-- Start SUPPLIED DATA --
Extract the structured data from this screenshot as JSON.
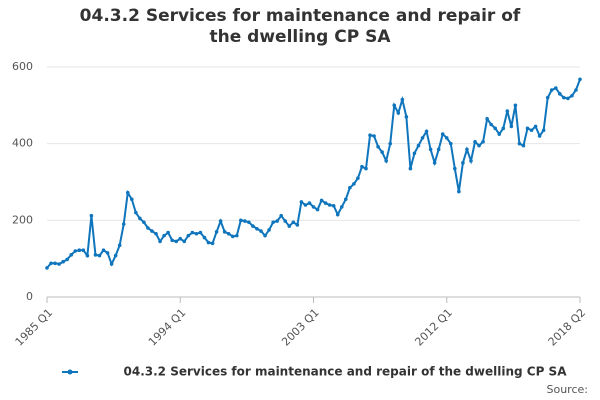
{
  "chart_data": {
    "type": "line",
    "title": "04.3.2 Services for maintenance and repair of the dwelling CP SA",
    "source": "Source:",
    "categories": [
      "1985 Q1",
      null,
      null,
      null,
      null,
      null,
      null,
      null,
      null,
      null,
      null,
      null,
      null,
      null,
      null,
      null,
      null,
      null,
      null,
      null,
      null,
      null,
      null,
      null,
      null,
      null,
      null,
      null,
      null,
      null,
      null,
      null,
      null,
      "1994 Q1",
      null,
      null,
      null,
      null,
      null,
      null,
      null,
      null,
      null,
      null,
      null,
      null,
      null,
      null,
      null,
      null,
      null,
      null,
      null,
      null,
      null,
      null,
      null,
      null,
      null,
      null,
      null,
      null,
      null,
      null,
      null,
      null,
      "2003 Q1",
      null,
      null,
      null,
      null,
      null,
      null,
      null,
      null,
      null,
      null,
      null,
      null,
      null,
      null,
      null,
      null,
      null,
      null,
      null,
      null,
      null,
      null,
      null,
      null,
      null,
      null,
      null,
      null,
      null,
      null,
      null,
      null,
      "2012 Q1",
      null,
      null,
      null,
      null,
      null,
      null,
      null,
      null,
      null,
      null,
      null,
      null,
      null,
      null,
      null,
      null,
      null,
      null,
      null,
      null,
      null,
      null,
      null,
      null,
      null,
      null,
      null,
      null,
      null,
      null,
      null,
      null,
      "2018 Q2"
    ],
    "series": [
      {
        "name": "04.3.2 Services for maintenance and repair of the dwelling CP SA",
        "color": "#0f75bc",
        "values": [
          76,
          88,
          88,
          86,
          92,
          98,
          110,
          120,
          122,
          122,
          108,
          212,
          110,
          108,
          122,
          115,
          86,
          108,
          135,
          190,
          272,
          255,
          220,
          205,
          195,
          180,
          172,
          165,
          145,
          160,
          168,
          148,
          145,
          152,
          145,
          160,
          168,
          165,
          168,
          155,
          142,
          140,
          170,
          198,
          170,
          165,
          158,
          160,
          200,
          198,
          195,
          185,
          178,
          172,
          160,
          175,
          195,
          198,
          212,
          198,
          185,
          195,
          188,
          248,
          240,
          245,
          235,
          228,
          252,
          245,
          240,
          238,
          215,
          235,
          255,
          285,
          295,
          310,
          340,
          335,
          422,
          420,
          392,
          378,
          355,
          400,
          500,
          480,
          515,
          470,
          335,
          375,
          395,
          415,
          432,
          385,
          350,
          385,
          425,
          415,
          400,
          335,
          275,
          350,
          385,
          355,
          405,
          395,
          405,
          465,
          450,
          440,
          425,
          440,
          485,
          445,
          500,
          400,
          395,
          440,
          435,
          445,
          420,
          435,
          520,
          540,
          545,
          530,
          520,
          518,
          525,
          540,
          568
        ]
      }
    ],
    "ylim": [
      0,
      600
    ],
    "yticks": [
      0,
      200,
      400,
      600
    ],
    "grid": true
  }
}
-- End SUPPLIED DATA --
REQUIREMENT: Exclude the pictures and repeat every other part of the records word for word.

OUTPUT FOR THIS EXERCISE:
Extract the structured data from this screenshot as JSON.
{
  "chart_data": {
    "type": "line",
    "title": "04.3.2 Services for maintenance and repair of the dwelling CP SA",
    "source": "Source:",
    "categories": [
      "1985 Q1",
      null,
      null,
      null,
      null,
      null,
      null,
      null,
      null,
      null,
      null,
      null,
      null,
      null,
      null,
      null,
      null,
      null,
      null,
      null,
      null,
      null,
      null,
      null,
      null,
      null,
      null,
      null,
      null,
      null,
      null,
      null,
      null,
      "1994 Q1",
      null,
      null,
      null,
      null,
      null,
      null,
      null,
      null,
      null,
      null,
      null,
      null,
      null,
      null,
      null,
      null,
      null,
      null,
      null,
      null,
      null,
      null,
      null,
      null,
      null,
      null,
      null,
      null,
      null,
      null,
      null,
      null,
      "2003 Q1",
      null,
      null,
      null,
      null,
      null,
      null,
      null,
      null,
      null,
      null,
      null,
      null,
      null,
      null,
      null,
      null,
      null,
      null,
      null,
      null,
      null,
      null,
      null,
      null,
      null,
      null,
      null,
      null,
      null,
      null,
      null,
      null,
      "2012 Q1",
      null,
      null,
      null,
      null,
      null,
      null,
      null,
      null,
      null,
      null,
      null,
      null,
      null,
      null,
      null,
      null,
      null,
      null,
      null,
      null,
      null,
      null,
      null,
      null,
      null,
      null,
      null,
      null,
      null,
      null,
      null,
      null,
      "2018 Q2"
    ],
    "series": [
      {
        "name": "04.3.2 Services for maintenance and repair of the dwelling CP SA",
        "color": "#0f75bc",
        "values": [
          76,
          88,
          88,
          86,
          92,
          98,
          110,
          120,
          122,
          122,
          108,
          212,
          110,
          108,
          122,
          115,
          86,
          108,
          135,
          190,
          272,
          255,
          220,
          205,
          195,
          180,
          172,
          165,
          145,
          160,
          168,
          148,
          145,
          152,
          145,
          160,
          168,
          165,
          168,
          155,
          142,
          140,
          170,
          198,
          170,
          165,
          158,
          160,
          200,
          198,
          195,
          185,
          178,
          172,
          160,
          175,
          195,
          198,
          212,
          198,
          185,
          195,
          188,
          248,
          240,
          245,
          235,
          228,
          252,
          245,
          240,
          238,
          215,
          235,
          255,
          285,
          295,
          310,
          340,
          335,
          422,
          420,
          392,
          378,
          355,
          400,
          500,
          480,
          515,
          470,
          335,
          375,
          395,
          415,
          432,
          385,
          350,
          385,
          425,
          415,
          400,
          335,
          275,
          350,
          385,
          355,
          405,
          395,
          405,
          465,
          450,
          440,
          425,
          440,
          485,
          445,
          500,
          400,
          395,
          440,
          435,
          445,
          420,
          435,
          520,
          540,
          545,
          530,
          520,
          518,
          525,
          540,
          568
        ]
      }
    ],
    "ylim": [
      0,
      600
    ],
    "yticks": [
      0,
      200,
      400,
      600
    ],
    "grid": true
  }
}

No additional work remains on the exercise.